Provided records:
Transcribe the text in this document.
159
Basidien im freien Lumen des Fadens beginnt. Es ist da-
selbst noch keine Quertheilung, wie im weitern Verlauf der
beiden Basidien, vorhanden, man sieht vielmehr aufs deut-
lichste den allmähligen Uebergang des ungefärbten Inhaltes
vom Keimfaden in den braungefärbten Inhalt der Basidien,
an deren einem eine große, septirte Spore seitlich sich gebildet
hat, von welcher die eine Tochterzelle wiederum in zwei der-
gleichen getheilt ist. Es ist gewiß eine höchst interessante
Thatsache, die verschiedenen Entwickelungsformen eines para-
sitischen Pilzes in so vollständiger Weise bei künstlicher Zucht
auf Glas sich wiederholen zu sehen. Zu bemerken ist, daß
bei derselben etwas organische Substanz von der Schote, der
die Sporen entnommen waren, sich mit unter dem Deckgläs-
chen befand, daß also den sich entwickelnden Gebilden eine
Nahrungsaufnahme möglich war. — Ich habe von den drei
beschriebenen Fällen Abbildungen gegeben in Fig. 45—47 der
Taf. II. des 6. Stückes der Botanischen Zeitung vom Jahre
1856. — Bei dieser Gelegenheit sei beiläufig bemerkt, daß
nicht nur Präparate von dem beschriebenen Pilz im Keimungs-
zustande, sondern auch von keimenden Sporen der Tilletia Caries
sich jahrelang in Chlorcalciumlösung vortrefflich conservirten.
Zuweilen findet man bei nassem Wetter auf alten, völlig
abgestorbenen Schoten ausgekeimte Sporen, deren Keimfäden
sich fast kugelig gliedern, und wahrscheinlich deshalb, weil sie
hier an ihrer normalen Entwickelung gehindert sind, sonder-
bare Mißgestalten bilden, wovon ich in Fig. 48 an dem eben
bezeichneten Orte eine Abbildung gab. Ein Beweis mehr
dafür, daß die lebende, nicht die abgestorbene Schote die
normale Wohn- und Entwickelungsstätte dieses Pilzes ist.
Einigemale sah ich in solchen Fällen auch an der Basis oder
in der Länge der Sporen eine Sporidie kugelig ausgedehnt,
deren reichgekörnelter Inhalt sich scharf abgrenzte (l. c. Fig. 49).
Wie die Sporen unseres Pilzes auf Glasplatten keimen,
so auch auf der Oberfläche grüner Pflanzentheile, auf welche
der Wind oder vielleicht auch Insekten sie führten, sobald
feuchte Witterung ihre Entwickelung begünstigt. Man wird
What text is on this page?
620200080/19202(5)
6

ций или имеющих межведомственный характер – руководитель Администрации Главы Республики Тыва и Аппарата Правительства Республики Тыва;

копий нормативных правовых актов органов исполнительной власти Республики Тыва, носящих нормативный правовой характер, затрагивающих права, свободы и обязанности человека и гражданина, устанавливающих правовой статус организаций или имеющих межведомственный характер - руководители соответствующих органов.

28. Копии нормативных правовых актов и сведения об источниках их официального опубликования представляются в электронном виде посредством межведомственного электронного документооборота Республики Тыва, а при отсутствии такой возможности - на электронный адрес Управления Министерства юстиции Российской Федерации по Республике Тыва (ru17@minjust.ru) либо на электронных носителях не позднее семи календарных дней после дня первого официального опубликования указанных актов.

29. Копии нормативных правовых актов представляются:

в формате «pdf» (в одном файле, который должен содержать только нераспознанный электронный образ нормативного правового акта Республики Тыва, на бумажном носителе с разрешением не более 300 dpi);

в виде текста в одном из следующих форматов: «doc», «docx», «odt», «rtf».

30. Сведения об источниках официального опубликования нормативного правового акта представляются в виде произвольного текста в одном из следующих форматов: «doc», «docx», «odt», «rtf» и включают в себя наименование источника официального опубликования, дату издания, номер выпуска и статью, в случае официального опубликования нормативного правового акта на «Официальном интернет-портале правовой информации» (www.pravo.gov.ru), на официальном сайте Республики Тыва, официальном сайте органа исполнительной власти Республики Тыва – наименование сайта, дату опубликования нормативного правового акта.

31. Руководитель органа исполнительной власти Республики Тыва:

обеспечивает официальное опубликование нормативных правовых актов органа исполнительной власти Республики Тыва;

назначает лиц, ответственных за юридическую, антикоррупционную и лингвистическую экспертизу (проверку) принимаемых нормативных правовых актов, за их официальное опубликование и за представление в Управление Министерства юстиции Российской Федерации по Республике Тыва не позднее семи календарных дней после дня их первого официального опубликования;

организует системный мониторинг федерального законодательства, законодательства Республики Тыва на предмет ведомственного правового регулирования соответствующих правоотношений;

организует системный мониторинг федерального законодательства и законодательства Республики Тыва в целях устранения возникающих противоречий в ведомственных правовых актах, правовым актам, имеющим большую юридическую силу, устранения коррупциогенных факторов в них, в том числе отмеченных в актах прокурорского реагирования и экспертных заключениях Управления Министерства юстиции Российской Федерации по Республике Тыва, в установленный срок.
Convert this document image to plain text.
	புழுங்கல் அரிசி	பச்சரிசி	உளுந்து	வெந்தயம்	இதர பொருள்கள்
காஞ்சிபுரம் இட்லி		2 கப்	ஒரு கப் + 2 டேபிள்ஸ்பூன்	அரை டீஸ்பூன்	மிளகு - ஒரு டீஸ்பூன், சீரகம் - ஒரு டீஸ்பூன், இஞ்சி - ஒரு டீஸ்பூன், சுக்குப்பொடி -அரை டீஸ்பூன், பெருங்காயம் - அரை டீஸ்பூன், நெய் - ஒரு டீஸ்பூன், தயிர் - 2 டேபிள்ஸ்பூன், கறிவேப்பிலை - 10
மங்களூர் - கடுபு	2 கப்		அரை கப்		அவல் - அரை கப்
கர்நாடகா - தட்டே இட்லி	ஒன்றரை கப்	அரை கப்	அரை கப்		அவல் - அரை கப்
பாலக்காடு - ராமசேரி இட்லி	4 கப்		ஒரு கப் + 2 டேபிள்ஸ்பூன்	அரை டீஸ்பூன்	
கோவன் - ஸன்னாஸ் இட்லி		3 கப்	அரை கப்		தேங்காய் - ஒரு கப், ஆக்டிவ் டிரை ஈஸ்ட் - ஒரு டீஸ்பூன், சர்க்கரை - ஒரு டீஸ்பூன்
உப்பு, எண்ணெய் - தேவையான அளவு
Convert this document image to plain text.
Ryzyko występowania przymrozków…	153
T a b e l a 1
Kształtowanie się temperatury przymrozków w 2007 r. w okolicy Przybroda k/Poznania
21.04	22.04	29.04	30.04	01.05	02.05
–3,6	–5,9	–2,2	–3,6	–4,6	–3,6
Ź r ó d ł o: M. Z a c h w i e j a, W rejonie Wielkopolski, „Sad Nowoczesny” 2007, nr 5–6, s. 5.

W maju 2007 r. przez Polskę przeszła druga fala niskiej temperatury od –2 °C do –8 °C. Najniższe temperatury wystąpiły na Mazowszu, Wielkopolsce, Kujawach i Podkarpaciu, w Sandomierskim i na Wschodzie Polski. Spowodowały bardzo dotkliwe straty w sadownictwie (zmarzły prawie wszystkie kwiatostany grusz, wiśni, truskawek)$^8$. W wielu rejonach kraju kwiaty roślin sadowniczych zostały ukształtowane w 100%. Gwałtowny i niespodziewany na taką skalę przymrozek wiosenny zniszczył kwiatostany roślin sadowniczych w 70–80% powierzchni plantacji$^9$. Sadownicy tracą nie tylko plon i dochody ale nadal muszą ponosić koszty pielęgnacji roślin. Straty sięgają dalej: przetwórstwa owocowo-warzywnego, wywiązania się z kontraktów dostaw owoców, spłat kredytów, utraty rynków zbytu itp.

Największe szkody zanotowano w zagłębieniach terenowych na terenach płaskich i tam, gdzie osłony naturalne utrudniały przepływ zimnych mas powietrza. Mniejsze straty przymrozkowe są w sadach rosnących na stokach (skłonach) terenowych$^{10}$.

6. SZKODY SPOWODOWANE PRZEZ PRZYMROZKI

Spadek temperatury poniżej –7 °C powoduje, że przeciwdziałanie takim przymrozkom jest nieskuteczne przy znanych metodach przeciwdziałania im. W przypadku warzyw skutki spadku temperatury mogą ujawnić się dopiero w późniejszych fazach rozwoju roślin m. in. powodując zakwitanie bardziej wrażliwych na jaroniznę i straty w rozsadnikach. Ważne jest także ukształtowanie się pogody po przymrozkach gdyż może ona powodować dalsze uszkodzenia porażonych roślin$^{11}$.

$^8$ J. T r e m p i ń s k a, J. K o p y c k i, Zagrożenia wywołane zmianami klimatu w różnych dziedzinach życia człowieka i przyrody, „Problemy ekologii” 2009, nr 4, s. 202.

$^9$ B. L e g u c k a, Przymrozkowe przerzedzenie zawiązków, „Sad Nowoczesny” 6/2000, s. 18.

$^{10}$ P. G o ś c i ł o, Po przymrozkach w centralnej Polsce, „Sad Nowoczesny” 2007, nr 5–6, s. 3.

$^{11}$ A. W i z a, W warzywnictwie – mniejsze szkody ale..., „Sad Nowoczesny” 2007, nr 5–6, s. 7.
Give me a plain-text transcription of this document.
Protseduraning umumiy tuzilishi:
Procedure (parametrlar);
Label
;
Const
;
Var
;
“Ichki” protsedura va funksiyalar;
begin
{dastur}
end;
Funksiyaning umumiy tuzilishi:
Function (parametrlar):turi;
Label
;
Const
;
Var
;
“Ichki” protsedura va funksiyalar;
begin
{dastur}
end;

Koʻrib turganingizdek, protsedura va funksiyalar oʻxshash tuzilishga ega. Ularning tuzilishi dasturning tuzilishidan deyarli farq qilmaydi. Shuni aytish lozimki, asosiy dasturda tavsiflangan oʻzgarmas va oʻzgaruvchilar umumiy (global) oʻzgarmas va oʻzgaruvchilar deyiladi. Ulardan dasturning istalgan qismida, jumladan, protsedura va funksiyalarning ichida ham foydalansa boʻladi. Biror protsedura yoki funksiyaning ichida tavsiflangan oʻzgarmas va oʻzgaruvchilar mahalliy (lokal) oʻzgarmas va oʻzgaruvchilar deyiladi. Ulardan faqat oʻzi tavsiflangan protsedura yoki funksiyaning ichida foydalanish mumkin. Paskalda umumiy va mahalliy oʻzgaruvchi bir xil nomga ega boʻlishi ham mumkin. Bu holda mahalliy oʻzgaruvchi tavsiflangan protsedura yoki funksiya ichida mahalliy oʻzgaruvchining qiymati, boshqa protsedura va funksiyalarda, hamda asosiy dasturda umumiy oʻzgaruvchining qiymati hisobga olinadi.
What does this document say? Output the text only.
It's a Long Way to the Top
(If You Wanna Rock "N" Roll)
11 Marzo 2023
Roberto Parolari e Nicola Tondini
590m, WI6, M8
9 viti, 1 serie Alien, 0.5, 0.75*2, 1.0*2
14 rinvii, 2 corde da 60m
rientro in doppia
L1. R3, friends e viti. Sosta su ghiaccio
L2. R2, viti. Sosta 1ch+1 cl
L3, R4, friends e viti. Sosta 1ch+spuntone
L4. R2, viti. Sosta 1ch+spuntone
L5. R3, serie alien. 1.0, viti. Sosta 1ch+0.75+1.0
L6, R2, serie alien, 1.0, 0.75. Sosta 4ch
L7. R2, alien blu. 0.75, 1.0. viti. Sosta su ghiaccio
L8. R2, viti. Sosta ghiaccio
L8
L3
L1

Instructions for the task: Gather each line in the data that holds the string "Копии".

Answer to the exercise:
28. Копии нормативных правовых актов и сведения об источниках их официального опубликования представляются в электронном виде посредством межведомственного электронного документооборота Республики Тыва, а при отсутствии такой возможности - на электронный адрес Управления Министерства юстиции Российской Федерации по Республике Тыва (ru17@minjust.ru) либо на электронных носителях не позднее семи календарных дней после дня первого официального опубликования указанных актов.
29. Копии нормативных правовых актов представляются:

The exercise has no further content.